## WHAT YOU NEED TO DO:
The records that follow are to be repeated exactly, with the pictures removed.

---+---

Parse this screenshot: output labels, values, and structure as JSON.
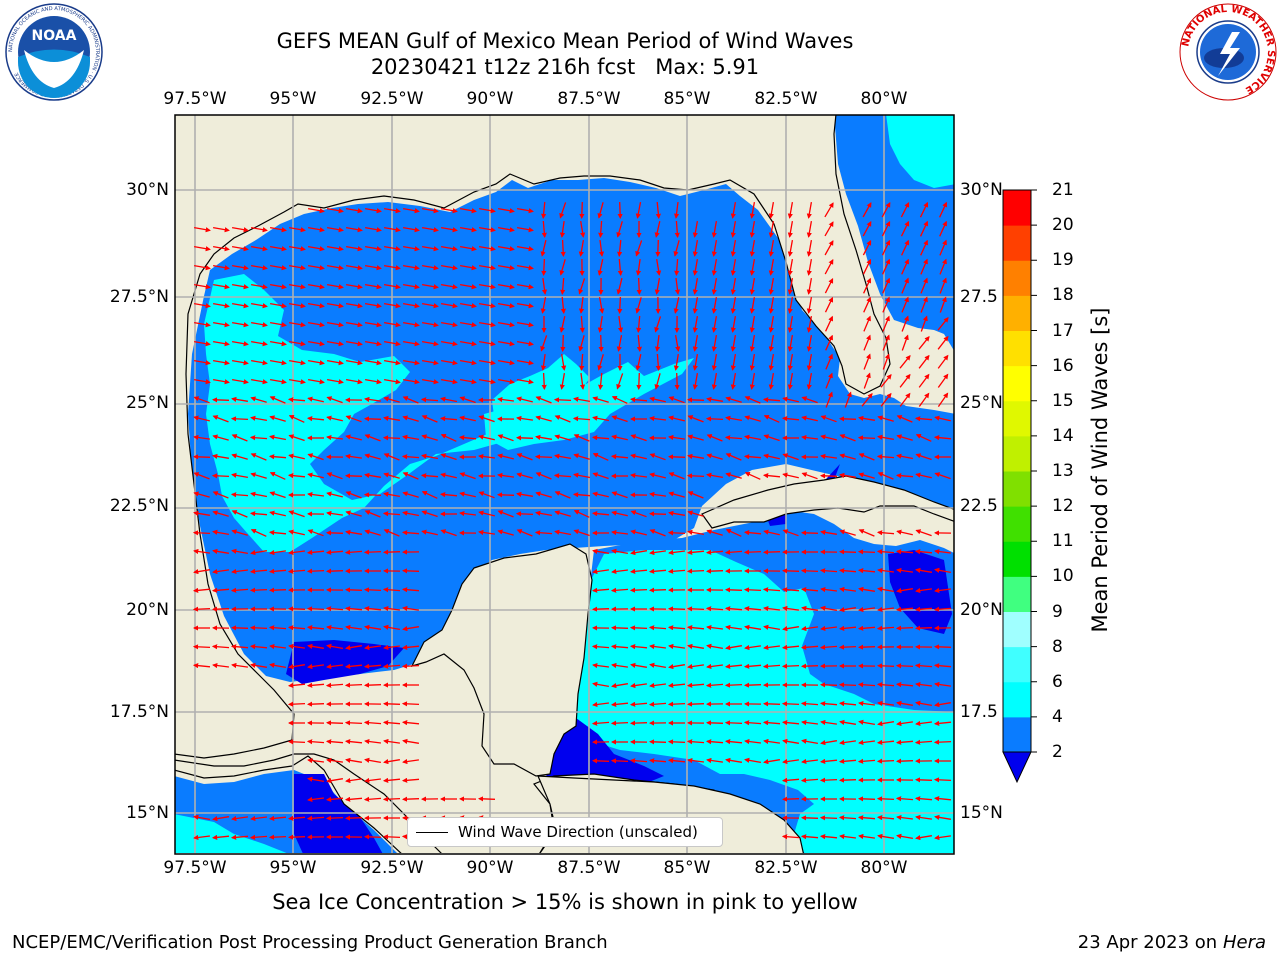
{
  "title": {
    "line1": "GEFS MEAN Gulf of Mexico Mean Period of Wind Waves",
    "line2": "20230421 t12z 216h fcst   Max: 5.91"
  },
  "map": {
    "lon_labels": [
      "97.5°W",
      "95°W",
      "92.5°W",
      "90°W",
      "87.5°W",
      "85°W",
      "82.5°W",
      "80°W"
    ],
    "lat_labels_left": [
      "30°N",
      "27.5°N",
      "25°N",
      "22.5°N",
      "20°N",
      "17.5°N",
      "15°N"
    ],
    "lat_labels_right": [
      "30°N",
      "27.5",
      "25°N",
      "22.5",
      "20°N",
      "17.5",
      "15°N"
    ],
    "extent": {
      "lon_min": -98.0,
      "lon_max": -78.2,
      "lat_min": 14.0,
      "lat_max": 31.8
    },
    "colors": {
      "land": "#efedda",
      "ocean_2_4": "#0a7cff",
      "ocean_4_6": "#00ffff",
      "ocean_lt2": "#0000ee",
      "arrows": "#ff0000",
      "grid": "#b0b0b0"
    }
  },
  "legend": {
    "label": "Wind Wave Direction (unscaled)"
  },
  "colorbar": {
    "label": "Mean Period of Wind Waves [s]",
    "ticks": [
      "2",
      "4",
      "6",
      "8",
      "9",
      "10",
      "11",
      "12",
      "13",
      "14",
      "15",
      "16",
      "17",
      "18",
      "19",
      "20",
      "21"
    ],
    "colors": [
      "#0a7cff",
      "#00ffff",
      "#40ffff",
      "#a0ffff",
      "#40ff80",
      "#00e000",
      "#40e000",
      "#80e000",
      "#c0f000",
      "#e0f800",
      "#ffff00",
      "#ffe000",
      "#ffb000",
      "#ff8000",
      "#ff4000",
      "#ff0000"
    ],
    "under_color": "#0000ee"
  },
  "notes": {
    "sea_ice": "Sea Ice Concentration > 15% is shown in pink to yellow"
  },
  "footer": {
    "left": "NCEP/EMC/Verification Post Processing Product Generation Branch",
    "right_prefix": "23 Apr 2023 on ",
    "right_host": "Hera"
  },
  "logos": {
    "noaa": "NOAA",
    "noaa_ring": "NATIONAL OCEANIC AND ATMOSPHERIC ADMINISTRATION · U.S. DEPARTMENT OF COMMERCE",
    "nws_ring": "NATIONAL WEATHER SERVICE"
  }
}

---+---

## ANSWER FOR THE TASK:
Parse this screenshot: output labels, values, and structure as JSON.
{
  "title": {
    "line1": "GEFS MEAN Gulf of Mexico Mean Period of Wind Waves",
    "line2": "20230421 t12z 216h fcst   Max: 5.91"
  },
  "map": {
    "lon_labels": [
      "97.5°W",
      "95°W",
      "92.5°W",
      "90°W",
      "87.5°W",
      "85°W",
      "82.5°W",
      "80°W"
    ],
    "lat_labels_left": [
      "30°N",
      "27.5°N",
      "25°N",
      "22.5°N",
      "20°N",
      "17.5°N",
      "15°N"
    ],
    "lat_labels_right": [
      "30°N",
      "27.5",
      "25°N",
      "22.5",
      "20°N",
      "17.5",
      "15°N"
    ],
    "extent": {
      "lon_min": -98.0,
      "lon_max": -78.2,
      "lat_min": 14.0,
      "lat_max": 31.8
    },
    "colors": {
      "land": "#efedda",
      "ocean_2_4": "#0a7cff",
      "ocean_4_6": "#00ffff",
      "ocean_lt2": "#0000ee",
      "arrows": "#ff0000",
      "grid": "#b0b0b0"
    }
  },
  "legend": {
    "label": "Wind Wave Direction (unscaled)"
  },
  "colorbar": {
    "label": "Mean Period of Wind Waves [s]",
    "ticks": [
      "2",
      "4",
      "6",
      "8",
      "9",
      "10",
      "11",
      "12",
      "13",
      "14",
      "15",
      "16",
      "17",
      "18",
      "19",
      "20",
      "21"
    ],
    "colors": [
      "#0a7cff",
      "#00ffff",
      "#40ffff",
      "#a0ffff",
      "#40ff80",
      "#00e000",
      "#40e000",
      "#80e000",
      "#c0f000",
      "#e0f800",
      "#ffff00",
      "#ffe000",
      "#ffb000",
      "#ff8000",
      "#ff4000",
      "#ff0000"
    ],
    "under_color": "#0000ee"
  },
  "notes": {
    "sea_ice": "Sea Ice Concentration > 15% is shown in pink to yellow"
  },
  "footer": {
    "left": "NCEP/EMC/Verification Post Processing Product Generation Branch",
    "right_prefix": "23 Apr 2023 on ",
    "right_host": "Hera"
  },
  "logos": {
    "noaa": "NOAA",
    "noaa_ring": "NATIONAL OCEANIC AND ATMOSPHERIC ADMINISTRATION · U.S. DEPARTMENT OF COMMERCE",
    "nws_ring": "NATIONAL WEATHER SERVICE"
  }
}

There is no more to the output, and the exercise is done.